What to do:
Below you will find a set of lines. Repeat them all exactly.

[Figure data in JSON]
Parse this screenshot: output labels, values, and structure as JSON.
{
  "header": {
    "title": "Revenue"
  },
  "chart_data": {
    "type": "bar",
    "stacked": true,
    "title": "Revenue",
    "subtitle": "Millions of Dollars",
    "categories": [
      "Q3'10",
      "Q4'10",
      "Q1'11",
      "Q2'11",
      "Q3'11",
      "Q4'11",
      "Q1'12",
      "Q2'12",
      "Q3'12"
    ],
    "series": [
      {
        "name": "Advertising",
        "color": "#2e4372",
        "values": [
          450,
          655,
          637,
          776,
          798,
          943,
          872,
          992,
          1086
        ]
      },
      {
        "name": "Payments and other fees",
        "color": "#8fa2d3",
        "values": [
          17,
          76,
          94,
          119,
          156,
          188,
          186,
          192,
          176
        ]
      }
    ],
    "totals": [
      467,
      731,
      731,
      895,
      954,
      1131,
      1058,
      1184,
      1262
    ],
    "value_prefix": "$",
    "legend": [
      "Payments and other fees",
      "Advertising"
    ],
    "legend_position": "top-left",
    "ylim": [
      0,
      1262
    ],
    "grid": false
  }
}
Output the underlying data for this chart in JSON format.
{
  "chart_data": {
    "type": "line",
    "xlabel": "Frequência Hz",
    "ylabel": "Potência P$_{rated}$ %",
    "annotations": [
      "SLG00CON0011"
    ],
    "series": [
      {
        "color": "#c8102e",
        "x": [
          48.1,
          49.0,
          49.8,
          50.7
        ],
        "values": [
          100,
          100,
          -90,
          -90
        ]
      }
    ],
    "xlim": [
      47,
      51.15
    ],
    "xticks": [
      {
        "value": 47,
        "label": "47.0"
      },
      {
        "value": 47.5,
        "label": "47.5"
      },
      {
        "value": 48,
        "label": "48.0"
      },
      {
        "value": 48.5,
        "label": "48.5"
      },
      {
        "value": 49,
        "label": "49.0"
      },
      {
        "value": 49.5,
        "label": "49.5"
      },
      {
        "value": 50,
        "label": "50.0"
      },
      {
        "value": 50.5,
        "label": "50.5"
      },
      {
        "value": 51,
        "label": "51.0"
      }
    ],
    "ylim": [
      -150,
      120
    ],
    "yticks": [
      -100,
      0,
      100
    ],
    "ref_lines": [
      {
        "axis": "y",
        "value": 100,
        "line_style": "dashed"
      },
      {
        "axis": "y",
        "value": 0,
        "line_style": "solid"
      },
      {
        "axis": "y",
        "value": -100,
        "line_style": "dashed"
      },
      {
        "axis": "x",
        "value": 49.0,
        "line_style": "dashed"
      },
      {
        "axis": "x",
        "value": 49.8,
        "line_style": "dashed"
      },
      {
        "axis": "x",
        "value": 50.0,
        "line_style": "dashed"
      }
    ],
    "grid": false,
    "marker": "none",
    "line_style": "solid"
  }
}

Response to the task:
Parse this screenshot: output labels, values, and structure as JSON.
{
  "header": {
    "title": "Revenue"
  },
  "chart_data": {
    "type": "bar",
    "stacked": true,
    "title": "Revenue",
    "subtitle": "Millions of Dollars",
    "categories": [
      "Q3'10",
      "Q4'10",
      "Q1'11",
      "Q2'11",
      "Q3'11",
      "Q4'11",
      "Q1'12",
      "Q2'12",
      "Q3'12"
    ],
    "series": [
      {
        "name": "Advertising",
        "color": "#2e4372",
        "values": [
          450,
          655,
          637,
          776,
          798,
          943,
          872,
          992,
          1086
        ]
      },
      {
        "name": "Payments and other fees",
        "color": "#8fa2d3",
        "values": [
          17,
          76,
          94,
          119,
          156,
          188,
          186,
          192,
          176
        ]
      }
    ],
    "totals": [
      467,
      731,
      731,
      895,
      954,
      1131,
      1058,
      1184,
      1262
    ],
    "value_prefix": "$",
    "legend": [
      "Payments and other fees",
      "Advertising"
    ],
    "legend_position": "top-left",
    "ylim": [
      0,
      1262
    ],
    "grid": false
  }
}
Output the underlying data for this chart in JSON format.
{
  "chart_data": {
    "type": "line",
    "xlabel": "Frequência Hz",
    "ylabel": "Potência P$_{rated}$ %",
    "annotations": [
      "SLG00CON0011"
    ],
    "series": [
      {
        "color": "#c8102e",
        "x": [
          48.1,
          49.0,
          49.8,
          50.7
        ],
        "values": [
          100,
          100,
          -90,
          -90
        ]
      }
    ],
    "xlim": [
      47,
      51.15
    ],
    "xticks": [
      {
        "value": 47,
        "label": "47.0"
      },
      {
        "value": 47.5,
        "label": "47.5"
      },
      {
        "value": 48,
        "label": "48.0"
      },
      {
        "value": 48.5,
        "label": "48.5"
      },
      {
        "value": 49,
        "label": "49.0"
      },
      {
        "value": 49.5,
        "label": "49.5"
      },
      {
        "value": 50,
        "label": "50.0"
      },
      {
        "value": 50.5,
        "label": "50.5"
      },
      {
        "value": 51,
        "label": "51.0"
      }
    ],
    "ylim": [
      -150,
      120
    ],
    "yticks": [
      -100,
      0,
      100
    ],
    "ref_lines": [
      {
        "axis": "y",
        "value": 100,
        "line_style": "dashed"
      },
      {
        "axis": "y",
        "value": 0,
        "line_style": "solid"
      },
      {
        "axis": "y",
        "value": -100,
        "line_style": "dashed"
      },
      {
        "axis": "x",
        "value": 49.0,
        "line_style": "dashed"
      },
      {
        "axis": "x",
        "value": 49.8,
        "line_style": "dashed"
      },
      {
        "axis": "x",
        "value": 50.0,
        "line_style": "dashed"
      }
    ],
    "grid": false,
    "marker": "none",
    "line_style": "solid"
  }
}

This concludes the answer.